# Exercises
**1)** According to the passage on Ethiopian modern music, in what year did record production disappear completely?
**2)** Reproduce the section of the passage on Ethiopian modern music that starts with "As almost everywhere" and goes on through "the most important.".

# Passage shown
After this showdown, the Ethiopian version of the battle between the ancients and the moderns, a real groundswell broke. Amha Eshèté had been right: undue privilege and paralysis had to give way to free enterprise and to greater creativity. Throughout the year 1970, the national press reported the controversies and unrest sown in Ethiopian society by the younger generation. The Emperor who had the last word on everything, probably assessed the seriousness of the conflict and decided to let those determined youths have their way.

As almost everywhere in Africa, it had been the western-style marching bands that prompted the birth of modern music, adapting and rearranging traditional music. The first bands were those of the Imperial Bodyguards, the Army and the Police Force, many distinguished by their impressive brass sections and all the historic singers, men and women alike, started out with these groups. However more and more “private bands” were formed and came to dominate the scene: the Girmas Band, All Star Band, Soul Ekos [Echos], Ibex Band (which later became the Roha Band), Wallias, Shebelle’s, Dahlak, Venus, Ethio Stars and Black Lion, just to name the most important.

All this healthy turmoil was extinguished in 1974 with the fall of the Emperor and the arrival of a particularly brutal military junta. The golden era’s days were numbered and the country would soon wake up to a new regime of repression. Curfews put an end to any nightlife and record production plummeted, disappearing completely in 1978. The audio-cassette, introduced in 1975, became the only witness to a period of censorship and artistic decline — with unfortunately few exceptions and despite a copious output.

# Entries shown
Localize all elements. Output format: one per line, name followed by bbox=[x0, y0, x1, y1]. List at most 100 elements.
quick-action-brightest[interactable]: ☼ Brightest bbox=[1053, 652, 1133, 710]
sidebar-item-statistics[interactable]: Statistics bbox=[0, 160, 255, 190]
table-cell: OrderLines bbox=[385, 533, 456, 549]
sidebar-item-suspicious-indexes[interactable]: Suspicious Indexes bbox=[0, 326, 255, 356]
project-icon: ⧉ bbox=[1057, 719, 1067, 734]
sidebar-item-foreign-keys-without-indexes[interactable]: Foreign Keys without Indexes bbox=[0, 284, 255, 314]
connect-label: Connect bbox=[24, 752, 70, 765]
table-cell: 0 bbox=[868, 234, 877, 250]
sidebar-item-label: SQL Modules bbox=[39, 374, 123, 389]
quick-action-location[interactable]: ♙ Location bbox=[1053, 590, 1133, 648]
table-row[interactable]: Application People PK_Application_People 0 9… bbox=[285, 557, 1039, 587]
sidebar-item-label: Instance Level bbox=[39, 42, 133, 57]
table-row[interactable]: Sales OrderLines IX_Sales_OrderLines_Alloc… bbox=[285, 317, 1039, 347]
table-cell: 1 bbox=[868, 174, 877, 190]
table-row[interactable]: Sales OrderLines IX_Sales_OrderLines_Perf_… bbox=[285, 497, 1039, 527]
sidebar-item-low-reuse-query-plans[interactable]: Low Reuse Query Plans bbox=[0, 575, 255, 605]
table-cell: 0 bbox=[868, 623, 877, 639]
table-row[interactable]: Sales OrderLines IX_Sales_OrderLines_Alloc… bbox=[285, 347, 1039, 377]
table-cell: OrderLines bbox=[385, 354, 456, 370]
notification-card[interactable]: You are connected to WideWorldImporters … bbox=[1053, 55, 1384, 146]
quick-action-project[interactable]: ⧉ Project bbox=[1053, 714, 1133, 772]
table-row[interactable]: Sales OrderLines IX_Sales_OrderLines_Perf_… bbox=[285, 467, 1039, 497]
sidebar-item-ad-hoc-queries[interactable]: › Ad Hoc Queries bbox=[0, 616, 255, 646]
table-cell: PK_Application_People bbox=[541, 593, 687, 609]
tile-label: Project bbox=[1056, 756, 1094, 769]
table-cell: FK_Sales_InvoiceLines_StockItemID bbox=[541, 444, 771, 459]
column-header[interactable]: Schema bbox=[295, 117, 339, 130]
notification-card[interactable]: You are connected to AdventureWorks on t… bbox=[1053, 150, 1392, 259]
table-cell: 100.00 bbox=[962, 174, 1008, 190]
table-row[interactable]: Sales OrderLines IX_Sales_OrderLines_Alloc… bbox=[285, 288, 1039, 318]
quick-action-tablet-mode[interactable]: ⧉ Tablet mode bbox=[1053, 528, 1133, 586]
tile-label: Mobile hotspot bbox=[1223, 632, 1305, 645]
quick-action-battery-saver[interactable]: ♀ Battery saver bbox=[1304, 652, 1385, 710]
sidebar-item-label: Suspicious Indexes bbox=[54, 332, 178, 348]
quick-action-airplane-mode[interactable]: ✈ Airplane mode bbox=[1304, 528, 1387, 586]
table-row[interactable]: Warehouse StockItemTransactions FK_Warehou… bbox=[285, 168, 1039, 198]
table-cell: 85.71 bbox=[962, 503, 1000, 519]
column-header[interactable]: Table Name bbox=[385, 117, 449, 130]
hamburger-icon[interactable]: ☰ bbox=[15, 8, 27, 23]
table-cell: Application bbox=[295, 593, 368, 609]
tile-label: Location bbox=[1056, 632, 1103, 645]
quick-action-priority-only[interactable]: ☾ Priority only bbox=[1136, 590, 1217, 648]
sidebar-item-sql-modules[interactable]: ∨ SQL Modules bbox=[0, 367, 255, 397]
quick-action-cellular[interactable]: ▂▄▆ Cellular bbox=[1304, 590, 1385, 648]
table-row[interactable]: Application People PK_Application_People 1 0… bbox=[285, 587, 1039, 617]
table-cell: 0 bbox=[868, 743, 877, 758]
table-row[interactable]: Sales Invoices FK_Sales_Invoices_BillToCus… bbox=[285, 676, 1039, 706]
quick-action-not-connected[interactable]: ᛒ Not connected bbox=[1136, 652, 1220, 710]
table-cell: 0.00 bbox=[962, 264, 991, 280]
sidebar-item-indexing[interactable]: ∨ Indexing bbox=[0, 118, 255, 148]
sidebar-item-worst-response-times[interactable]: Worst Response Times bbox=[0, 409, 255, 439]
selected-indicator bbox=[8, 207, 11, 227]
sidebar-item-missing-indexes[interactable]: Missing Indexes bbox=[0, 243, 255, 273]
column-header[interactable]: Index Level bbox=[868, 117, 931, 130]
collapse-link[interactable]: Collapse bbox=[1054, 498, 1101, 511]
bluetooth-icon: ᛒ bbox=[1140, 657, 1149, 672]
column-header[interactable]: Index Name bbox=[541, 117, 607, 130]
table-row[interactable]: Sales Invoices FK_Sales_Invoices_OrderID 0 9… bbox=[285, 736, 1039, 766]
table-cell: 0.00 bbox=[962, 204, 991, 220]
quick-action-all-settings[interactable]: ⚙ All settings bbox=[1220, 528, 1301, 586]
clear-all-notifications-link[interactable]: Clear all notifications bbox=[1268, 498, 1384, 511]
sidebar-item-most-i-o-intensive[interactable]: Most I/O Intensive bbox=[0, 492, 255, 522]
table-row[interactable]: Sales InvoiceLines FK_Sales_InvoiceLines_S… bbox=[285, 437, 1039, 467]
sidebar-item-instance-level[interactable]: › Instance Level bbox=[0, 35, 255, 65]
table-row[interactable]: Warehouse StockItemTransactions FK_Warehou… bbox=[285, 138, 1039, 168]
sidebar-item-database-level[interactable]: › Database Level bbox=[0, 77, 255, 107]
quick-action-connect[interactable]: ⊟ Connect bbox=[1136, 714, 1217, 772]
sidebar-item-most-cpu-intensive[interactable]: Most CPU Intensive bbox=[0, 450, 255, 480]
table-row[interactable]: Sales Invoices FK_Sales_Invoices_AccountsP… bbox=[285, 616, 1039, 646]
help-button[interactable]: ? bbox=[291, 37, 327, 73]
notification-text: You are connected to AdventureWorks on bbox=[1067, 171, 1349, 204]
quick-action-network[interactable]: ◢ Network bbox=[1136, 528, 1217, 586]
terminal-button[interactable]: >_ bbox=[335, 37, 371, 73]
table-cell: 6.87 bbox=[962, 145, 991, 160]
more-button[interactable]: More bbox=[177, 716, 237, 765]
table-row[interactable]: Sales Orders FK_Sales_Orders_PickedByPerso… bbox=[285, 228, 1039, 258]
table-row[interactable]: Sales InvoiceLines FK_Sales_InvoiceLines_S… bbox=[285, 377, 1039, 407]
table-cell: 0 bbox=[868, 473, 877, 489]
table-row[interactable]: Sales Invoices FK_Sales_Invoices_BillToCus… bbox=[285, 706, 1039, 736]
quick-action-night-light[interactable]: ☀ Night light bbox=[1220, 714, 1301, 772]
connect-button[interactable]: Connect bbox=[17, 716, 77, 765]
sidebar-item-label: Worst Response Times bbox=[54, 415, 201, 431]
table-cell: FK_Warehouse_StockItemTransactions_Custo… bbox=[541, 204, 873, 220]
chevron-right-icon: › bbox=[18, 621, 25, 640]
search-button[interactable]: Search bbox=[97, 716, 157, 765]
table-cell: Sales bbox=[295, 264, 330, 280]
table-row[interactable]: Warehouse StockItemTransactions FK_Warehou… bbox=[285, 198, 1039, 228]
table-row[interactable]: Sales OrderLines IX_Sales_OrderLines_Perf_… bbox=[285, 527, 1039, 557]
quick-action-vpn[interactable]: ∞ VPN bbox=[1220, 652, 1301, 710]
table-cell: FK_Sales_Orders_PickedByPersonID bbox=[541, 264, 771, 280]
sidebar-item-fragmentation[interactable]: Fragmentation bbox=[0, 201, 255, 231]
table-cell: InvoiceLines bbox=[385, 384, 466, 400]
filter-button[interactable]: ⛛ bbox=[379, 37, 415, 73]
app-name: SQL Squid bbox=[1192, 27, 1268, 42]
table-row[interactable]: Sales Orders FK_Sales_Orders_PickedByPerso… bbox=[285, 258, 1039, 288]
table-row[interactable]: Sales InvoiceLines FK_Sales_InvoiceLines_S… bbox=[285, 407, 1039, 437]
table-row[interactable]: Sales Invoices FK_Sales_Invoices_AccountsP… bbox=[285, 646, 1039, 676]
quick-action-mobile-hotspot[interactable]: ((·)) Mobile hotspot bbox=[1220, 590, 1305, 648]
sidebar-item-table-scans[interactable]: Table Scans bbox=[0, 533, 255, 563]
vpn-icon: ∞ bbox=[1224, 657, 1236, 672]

# Answers to the exercises
**1)** 1978

**2)**
As almost everywhere in Africa, it had been the western-style marching bands that prompted the birth of modern music, adapting and rearranging traditional music. The first bands were those of the Imperial Bodyguards, the Army and the Police Force, many distinguished by their impressive brass sections and all the historic singers, men and women alike, started out with these groups. However more and more “private bands” were formed and came to dominate the scene: the Girmas Band, All Star Band, Soul Ekos [Echos], Ibex Band (which later became the Roha Band), Wallias, Shebelle’s, Dahlak, Venus, Ethio Stars and Black Lion, just to name the most important.